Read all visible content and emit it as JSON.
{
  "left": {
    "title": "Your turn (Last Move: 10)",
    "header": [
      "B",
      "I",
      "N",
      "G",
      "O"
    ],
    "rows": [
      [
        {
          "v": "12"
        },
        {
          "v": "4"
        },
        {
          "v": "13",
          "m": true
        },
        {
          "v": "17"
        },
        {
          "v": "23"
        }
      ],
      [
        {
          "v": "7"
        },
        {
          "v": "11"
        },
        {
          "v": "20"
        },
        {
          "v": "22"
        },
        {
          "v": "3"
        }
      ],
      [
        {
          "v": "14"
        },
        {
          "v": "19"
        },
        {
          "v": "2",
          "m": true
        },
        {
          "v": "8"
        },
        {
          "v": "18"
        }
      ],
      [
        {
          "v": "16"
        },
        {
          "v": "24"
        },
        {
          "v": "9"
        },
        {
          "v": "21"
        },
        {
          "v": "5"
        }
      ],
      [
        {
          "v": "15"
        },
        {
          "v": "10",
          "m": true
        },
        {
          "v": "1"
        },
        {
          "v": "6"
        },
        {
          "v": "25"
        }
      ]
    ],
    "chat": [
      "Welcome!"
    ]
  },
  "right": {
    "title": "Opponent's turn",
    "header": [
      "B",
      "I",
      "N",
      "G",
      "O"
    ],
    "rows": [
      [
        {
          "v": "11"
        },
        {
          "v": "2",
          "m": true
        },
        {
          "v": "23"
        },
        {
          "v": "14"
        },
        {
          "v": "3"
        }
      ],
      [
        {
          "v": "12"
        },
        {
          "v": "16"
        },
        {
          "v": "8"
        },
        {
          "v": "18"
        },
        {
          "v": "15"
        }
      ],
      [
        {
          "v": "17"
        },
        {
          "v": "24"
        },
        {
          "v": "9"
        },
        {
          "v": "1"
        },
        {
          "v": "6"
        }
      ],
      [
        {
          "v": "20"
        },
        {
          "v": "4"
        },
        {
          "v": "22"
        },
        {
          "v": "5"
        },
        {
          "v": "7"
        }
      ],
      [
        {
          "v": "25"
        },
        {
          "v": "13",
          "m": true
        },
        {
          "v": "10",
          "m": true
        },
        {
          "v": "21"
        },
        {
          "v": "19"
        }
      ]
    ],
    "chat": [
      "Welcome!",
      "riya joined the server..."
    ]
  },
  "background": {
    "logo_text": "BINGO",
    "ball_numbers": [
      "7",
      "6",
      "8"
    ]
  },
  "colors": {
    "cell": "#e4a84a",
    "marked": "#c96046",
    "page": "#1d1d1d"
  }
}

• • • • • • •

GOAL OF THE EXERCISE: Print the material verbatim, all of it.

EXERCISE RESULT:
Read all visible content and emit it as JSON.
{
  "left": {
    "title": "Your turn (Last Move: 10)",
    "header": [
      "B",
      "I",
      "N",
      "G",
      "O"
    ],
    "rows": [
      [
        {
          "v": "12"
        },
        {
          "v": "4"
        },
        {
          "v": "13",
          "m": true
        },
        {
          "v": "17"
        },
        {
          "v": "23"
        }
      ],
      [
        {
          "v": "7"
        },
        {
          "v": "11"
        },
        {
          "v": "20"
        },
        {
          "v": "22"
        },
        {
          "v": "3"
        }
      ],
      [
        {
          "v": "14"
        },
        {
          "v": "19"
        },
        {
          "v": "2",
          "m": true
        },
        {
          "v": "8"
        },
        {
          "v": "18"
        }
      ],
      [
        {
          "v": "16"
        },
        {
          "v": "24"
        },
        {
          "v": "9"
        },
        {
          "v": "21"
        },
        {
          "v": "5"
        }
      ],
      [
        {
          "v": "15"
        },
        {
          "v": "10",
          "m": true
        },
        {
          "v": "1"
        },
        {
          "v": "6"
        },
        {
          "v": "25"
        }
      ]
    ],
    "chat": [
      "Welcome!"
    ]
  },
  "right": {
    "title": "Opponent's turn",
    "header": [
      "B",
      "I",
      "N",
      "G",
      "O"
    ],
    "rows": [
      [
        {
          "v": "11"
        },
        {
          "v": "2",
          "m": true
        },
        {
          "v": "23"
        },
        {
          "v": "14"
        },
        {
          "v": "3"
        }
      ],
      [
        {
          "v": "12"
        },
        {
          "v": "16"
        },
        {
          "v": "8"
        },
        {
          "v": "18"
        },
        {
          "v": "15"
        }
      ],
      [
        {
          "v": "17"
        },
        {
          "v": "24"
        },
        {
          "v": "9"
        },
        {
          "v": "1"
        },
        {
          "v": "6"
        }
      ],
      [
        {
          "v": "20"
        },
        {
          "v": "4"
        },
        {
          "v": "22"
        },
        {
          "v": "5"
        },
        {
          "v": "7"
        }
      ],
      [
        {
          "v": "25"
        },
        {
          "v": "13",
          "m": true
        },
        {
          "v": "10",
          "m": true
        },
        {
          "v": "21"
        },
        {
          "v": "19"
        }
      ]
    ],
    "chat": [
      "Welcome!",
      "riya joined the server..."
    ]
  },
  "background": {
    "logo_text": "BINGO",
    "ball_numbers": [
      "7",
      "6",
      "8"
    ]
  },
  "colors": {
    "cell": "#e4a84a",
    "marked": "#c96046",
    "page": "#1d1d1d"
  }
}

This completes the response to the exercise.